— START Provided material —

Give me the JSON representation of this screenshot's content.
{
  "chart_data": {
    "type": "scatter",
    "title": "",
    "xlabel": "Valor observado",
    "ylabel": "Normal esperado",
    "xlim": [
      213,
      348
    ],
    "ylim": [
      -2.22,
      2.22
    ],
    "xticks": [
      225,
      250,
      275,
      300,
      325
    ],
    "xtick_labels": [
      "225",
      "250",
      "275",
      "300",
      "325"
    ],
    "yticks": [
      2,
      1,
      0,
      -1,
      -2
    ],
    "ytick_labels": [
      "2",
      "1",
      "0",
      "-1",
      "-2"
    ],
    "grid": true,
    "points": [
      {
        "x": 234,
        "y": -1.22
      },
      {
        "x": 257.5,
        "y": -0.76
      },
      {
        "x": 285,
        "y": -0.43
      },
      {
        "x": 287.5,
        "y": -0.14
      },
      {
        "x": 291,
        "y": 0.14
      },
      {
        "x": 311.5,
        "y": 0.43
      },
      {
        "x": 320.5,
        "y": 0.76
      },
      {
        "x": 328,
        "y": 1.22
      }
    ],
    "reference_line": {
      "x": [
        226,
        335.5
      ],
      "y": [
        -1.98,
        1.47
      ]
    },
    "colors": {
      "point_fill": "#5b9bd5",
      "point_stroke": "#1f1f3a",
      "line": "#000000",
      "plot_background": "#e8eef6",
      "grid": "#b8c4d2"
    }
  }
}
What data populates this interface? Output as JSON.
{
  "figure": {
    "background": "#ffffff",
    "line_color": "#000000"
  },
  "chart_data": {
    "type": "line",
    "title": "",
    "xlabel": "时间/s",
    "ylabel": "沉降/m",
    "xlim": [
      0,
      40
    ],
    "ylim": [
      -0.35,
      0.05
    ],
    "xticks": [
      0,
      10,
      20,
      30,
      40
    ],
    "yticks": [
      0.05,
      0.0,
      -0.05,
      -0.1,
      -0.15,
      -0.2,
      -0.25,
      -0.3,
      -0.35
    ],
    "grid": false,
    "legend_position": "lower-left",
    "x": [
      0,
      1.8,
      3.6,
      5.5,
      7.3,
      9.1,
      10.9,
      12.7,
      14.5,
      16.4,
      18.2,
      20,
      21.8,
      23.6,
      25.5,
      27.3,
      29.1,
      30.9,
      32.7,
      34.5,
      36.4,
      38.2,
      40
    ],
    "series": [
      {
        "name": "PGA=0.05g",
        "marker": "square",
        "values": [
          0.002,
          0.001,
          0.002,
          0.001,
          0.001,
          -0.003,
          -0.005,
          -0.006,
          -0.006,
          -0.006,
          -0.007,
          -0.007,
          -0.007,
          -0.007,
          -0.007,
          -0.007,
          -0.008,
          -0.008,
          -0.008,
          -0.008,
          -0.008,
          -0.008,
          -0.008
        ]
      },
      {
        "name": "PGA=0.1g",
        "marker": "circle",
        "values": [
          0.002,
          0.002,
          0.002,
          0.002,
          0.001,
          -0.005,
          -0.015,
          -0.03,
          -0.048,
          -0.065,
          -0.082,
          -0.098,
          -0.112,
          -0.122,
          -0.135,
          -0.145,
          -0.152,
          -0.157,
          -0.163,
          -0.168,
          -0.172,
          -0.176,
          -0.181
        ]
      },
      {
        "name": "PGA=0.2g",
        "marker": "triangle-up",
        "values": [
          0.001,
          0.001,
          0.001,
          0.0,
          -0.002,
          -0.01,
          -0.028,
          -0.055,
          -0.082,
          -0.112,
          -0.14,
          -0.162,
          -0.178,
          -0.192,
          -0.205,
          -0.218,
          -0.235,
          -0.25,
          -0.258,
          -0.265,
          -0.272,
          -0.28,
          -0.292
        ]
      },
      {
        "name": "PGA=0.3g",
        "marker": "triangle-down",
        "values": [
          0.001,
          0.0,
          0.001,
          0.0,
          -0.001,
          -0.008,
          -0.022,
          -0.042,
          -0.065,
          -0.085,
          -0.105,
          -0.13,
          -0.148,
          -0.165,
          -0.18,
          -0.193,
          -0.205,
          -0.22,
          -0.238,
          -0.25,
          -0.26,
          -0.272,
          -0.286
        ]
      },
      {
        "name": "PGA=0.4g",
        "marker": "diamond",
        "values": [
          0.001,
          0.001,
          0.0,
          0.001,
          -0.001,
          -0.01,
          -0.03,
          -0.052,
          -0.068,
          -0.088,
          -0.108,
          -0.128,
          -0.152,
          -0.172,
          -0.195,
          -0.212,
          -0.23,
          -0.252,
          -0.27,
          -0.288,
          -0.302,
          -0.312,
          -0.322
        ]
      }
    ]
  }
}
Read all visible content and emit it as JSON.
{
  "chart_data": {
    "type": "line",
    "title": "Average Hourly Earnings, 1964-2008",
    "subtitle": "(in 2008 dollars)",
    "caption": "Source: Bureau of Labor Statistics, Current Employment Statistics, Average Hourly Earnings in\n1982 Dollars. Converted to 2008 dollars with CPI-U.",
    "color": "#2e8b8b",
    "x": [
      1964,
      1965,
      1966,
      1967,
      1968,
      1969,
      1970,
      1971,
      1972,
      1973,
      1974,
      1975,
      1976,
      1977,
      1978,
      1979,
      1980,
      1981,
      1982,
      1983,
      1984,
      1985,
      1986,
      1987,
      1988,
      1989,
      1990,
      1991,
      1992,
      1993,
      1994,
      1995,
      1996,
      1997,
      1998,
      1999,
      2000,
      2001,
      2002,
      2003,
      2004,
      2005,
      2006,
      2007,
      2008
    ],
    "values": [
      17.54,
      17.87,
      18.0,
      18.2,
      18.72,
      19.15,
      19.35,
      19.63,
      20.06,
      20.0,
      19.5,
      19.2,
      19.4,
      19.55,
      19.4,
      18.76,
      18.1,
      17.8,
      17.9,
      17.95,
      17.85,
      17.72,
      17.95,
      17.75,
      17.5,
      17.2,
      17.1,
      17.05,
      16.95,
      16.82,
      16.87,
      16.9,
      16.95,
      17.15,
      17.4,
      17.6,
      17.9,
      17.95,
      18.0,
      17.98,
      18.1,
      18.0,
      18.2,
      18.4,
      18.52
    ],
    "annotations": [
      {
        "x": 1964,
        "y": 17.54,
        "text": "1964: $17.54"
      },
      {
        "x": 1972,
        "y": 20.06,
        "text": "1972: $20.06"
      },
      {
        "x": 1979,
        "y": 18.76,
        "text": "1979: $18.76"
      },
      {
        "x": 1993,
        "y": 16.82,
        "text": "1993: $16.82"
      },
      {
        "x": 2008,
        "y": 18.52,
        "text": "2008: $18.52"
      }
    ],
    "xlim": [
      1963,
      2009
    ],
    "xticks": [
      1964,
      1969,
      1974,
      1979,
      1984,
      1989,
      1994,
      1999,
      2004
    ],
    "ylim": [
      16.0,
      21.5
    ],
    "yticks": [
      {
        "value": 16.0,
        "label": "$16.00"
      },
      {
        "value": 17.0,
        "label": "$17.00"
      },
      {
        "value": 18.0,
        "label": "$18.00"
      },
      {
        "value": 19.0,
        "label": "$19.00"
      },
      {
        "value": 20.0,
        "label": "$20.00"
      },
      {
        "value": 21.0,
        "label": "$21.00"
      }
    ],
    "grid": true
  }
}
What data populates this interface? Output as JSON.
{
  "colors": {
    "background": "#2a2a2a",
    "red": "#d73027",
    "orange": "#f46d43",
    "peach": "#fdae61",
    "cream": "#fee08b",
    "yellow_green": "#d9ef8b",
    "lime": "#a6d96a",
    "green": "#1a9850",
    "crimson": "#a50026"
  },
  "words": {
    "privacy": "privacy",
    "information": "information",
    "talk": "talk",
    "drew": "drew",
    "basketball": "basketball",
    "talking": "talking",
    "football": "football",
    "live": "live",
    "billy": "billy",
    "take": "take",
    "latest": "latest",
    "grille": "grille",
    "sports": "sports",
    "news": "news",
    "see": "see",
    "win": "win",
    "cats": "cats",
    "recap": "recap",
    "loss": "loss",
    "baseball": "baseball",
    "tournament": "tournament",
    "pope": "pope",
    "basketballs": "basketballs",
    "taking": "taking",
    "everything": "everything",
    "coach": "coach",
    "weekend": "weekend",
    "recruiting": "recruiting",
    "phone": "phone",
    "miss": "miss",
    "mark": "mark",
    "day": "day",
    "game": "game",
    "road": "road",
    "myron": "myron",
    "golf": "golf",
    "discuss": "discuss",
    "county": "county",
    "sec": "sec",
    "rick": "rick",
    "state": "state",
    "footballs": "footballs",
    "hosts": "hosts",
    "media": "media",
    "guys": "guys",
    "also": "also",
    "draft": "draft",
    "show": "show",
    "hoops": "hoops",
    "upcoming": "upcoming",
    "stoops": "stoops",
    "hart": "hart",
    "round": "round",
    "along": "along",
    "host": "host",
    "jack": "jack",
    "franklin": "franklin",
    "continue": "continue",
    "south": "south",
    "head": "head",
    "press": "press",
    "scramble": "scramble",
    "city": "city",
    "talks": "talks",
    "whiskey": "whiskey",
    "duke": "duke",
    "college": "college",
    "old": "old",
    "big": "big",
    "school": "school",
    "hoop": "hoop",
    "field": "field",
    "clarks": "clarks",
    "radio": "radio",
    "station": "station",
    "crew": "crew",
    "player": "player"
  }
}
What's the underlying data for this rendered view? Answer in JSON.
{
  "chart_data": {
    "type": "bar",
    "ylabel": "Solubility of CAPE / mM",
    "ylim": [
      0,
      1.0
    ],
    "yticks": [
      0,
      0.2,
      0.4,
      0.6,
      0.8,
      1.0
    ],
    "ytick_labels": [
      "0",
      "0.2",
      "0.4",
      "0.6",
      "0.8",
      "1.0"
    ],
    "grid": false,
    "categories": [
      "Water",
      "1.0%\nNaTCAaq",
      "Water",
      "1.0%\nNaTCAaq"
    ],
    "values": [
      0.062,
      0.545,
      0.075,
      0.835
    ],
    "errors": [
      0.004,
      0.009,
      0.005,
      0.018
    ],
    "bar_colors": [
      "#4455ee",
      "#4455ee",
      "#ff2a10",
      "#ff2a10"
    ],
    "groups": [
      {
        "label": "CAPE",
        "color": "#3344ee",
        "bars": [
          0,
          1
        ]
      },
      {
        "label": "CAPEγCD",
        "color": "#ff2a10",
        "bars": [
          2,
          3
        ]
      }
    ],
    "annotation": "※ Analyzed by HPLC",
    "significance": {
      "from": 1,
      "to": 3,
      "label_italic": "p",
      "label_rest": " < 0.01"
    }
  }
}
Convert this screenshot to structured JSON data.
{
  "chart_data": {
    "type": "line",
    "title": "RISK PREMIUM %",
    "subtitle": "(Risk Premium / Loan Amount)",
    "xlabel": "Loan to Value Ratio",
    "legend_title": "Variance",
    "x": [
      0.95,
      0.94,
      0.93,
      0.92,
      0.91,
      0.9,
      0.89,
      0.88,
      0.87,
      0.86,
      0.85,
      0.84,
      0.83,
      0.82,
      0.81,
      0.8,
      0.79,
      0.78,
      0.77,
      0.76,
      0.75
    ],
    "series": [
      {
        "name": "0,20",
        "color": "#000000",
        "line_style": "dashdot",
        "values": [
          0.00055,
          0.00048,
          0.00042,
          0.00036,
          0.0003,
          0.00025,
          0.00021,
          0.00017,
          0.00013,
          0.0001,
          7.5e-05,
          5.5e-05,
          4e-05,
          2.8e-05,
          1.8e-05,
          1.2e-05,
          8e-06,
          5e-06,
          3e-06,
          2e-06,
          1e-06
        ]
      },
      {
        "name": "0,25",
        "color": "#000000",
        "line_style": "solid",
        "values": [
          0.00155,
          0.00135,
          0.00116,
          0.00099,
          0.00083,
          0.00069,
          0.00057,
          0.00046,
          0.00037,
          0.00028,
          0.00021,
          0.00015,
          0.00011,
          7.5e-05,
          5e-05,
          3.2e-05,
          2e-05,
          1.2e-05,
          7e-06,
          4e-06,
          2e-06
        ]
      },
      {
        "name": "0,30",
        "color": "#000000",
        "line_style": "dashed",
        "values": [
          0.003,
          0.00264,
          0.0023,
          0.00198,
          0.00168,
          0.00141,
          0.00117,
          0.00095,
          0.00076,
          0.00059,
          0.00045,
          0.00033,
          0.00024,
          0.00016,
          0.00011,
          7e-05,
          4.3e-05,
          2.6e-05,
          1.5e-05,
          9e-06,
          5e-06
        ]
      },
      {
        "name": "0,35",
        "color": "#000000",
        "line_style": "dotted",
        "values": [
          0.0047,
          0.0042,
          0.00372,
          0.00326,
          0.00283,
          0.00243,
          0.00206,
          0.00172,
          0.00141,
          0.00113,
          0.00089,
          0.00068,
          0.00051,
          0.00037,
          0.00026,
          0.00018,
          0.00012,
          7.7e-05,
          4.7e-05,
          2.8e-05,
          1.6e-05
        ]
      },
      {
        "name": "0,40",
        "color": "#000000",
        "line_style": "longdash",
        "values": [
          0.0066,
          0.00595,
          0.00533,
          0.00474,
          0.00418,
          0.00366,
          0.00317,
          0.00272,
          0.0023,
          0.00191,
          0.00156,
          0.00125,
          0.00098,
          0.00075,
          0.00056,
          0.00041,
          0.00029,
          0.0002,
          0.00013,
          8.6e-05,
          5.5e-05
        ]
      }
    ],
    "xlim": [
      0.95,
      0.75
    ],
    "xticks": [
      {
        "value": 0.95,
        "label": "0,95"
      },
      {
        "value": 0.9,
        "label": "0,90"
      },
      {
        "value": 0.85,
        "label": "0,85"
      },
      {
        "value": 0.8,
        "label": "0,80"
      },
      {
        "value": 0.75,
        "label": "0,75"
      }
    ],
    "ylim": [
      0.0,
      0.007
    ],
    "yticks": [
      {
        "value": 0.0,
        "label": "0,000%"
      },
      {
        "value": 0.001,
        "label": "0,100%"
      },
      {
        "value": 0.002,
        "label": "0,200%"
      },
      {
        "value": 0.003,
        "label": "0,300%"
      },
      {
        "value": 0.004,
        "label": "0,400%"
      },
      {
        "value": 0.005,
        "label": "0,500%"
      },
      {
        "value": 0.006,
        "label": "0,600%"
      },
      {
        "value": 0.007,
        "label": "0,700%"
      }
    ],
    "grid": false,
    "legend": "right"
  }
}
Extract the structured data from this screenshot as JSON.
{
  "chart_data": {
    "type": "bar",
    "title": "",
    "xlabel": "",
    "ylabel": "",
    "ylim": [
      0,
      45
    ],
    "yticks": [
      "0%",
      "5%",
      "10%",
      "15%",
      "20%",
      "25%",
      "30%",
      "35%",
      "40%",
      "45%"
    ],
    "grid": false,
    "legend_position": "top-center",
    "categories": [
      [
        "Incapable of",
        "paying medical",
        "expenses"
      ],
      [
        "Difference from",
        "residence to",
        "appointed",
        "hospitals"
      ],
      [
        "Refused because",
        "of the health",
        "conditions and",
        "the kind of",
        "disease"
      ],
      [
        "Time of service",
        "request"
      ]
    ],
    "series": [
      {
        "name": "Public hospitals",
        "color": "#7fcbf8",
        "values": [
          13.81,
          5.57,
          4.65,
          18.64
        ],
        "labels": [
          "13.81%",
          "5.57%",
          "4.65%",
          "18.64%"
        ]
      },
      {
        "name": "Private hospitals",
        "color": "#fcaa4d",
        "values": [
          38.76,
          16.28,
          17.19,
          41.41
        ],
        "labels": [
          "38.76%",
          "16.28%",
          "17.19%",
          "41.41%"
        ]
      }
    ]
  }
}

— END Provided material —

▸ Task details
State only the count of lines above that hold the string "xlabel".

▸ Response for this exercise
4